▸ **What needs to be done**:
Restate the entries below verbatim.
━━━━━ Records to process
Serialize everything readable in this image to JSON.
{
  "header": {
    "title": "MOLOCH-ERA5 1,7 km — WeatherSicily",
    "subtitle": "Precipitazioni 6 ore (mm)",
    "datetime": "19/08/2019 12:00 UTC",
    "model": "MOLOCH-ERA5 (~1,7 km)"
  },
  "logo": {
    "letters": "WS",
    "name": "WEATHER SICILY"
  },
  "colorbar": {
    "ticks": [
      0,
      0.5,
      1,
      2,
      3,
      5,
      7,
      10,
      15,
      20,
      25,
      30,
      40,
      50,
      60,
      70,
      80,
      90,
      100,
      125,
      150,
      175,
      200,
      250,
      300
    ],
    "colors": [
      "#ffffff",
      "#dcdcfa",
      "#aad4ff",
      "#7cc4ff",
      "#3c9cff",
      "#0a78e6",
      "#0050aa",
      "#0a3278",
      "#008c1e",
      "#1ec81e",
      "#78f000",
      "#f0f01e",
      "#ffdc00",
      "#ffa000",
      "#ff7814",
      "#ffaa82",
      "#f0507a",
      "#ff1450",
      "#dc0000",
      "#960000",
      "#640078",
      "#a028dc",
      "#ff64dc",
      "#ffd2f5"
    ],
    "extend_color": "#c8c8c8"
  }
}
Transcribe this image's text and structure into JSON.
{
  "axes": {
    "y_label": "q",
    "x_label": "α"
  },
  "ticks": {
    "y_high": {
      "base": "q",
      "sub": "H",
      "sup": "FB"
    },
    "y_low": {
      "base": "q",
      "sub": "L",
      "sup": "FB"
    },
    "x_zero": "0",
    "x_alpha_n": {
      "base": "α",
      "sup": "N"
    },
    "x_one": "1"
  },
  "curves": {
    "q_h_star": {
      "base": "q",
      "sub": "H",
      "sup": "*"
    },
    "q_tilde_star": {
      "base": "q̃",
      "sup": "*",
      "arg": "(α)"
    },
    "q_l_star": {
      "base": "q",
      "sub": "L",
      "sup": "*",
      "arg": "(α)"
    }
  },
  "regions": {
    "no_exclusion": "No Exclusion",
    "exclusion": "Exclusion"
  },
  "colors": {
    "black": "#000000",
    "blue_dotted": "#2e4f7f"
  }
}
━━━━━━━━━━
▸ **Answer in full**:
Serialize everything readable in this image to JSON.
{
  "header": {
    "title": "MOLOCH-ERA5 1,7 km — WeatherSicily",
    "subtitle": "Precipitazioni 6 ore (mm)",
    "datetime": "19/08/2019 12:00 UTC",
    "model": "MOLOCH-ERA5 (~1,7 km)"
  },
  "logo": {
    "letters": "WS",
    "name": "WEATHER SICILY"
  },
  "colorbar": {
    "ticks": [
      0,
      0.5,
      1,
      2,
      3,
      5,
      7,
      10,
      15,
      20,
      25,
      30,
      40,
      50,
      60,
      70,
      80,
      90,
      100,
      125,
      150,
      175,
      200,
      250,
      300
    ],
    "colors": [
      "#ffffff",
      "#dcdcfa",
      "#aad4ff",
      "#7cc4ff",
      "#3c9cff",
      "#0a78e6",
      "#0050aa",
      "#0a3278",
      "#008c1e",
      "#1ec81e",
      "#78f000",
      "#f0f01e",
      "#ffdc00",
      "#ffa000",
      "#ff7814",
      "#ffaa82",
      "#f0507a",
      "#ff1450",
      "#dc0000",
      "#960000",
      "#640078",
      "#a028dc",
      "#ff64dc",
      "#ffd2f5"
    ],
    "extend_color": "#c8c8c8"
  }
}
Transcribe this image's text and structure into JSON.
{
  "axes": {
    "y_label": "q",
    "x_label": "α"
  },
  "ticks": {
    "y_high": {
      "base": "q",
      "sub": "H",
      "sup": "FB"
    },
    "y_low": {
      "base": "q",
      "sub": "L",
      "sup": "FB"
    },
    "x_zero": "0",
    "x_alpha_n": {
      "base": "α",
      "sup": "N"
    },
    "x_one": "1"
  },
  "curves": {
    "q_h_star": {
      "base": "q",
      "sub": "H",
      "sup": "*"
    },
    "q_tilde_star": {
      "base": "q̃",
      "sup": "*",
      "arg": "(α)"
    },
    "q_l_star": {
      "base": "q",
      "sub": "L",
      "sup": "*",
      "arg": "(α)"
    }
  },
  "regions": {
    "no_exclusion": "No Exclusion",
    "exclusion": "Exclusion"
  },
  "colors": {
    "black": "#000000",
    "blue_dotted": "#2e4f7f"
  }
}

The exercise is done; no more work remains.